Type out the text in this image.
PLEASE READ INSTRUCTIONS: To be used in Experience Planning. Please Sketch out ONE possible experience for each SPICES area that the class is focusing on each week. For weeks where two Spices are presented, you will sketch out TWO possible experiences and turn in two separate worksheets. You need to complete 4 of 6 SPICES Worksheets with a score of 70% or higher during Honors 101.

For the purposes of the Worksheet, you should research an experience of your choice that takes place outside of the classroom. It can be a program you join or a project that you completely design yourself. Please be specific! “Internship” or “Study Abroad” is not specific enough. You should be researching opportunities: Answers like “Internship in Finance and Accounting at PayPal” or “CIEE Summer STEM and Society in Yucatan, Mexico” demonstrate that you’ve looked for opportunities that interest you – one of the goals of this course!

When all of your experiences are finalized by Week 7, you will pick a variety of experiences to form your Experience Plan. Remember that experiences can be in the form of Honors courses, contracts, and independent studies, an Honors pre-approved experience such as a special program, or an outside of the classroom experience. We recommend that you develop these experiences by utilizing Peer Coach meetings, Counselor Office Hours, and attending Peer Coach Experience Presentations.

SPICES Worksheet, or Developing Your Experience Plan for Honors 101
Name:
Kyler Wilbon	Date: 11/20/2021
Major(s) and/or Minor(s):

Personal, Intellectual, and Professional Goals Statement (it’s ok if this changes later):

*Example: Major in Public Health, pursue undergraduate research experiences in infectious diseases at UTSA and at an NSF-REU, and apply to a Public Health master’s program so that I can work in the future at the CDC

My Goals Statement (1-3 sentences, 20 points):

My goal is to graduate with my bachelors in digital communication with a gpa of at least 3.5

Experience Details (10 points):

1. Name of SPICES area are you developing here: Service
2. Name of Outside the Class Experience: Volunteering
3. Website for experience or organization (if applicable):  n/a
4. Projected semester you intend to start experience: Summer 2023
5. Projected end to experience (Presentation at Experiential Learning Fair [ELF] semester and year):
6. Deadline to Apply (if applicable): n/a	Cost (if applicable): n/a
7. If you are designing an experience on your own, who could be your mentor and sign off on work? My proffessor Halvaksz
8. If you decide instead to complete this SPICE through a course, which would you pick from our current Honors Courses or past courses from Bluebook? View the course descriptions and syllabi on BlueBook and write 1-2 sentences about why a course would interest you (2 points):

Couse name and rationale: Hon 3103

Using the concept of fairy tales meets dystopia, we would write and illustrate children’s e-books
# # #
Supply the count of lines in the entries that contain the word "applicable", and nothing besides.

2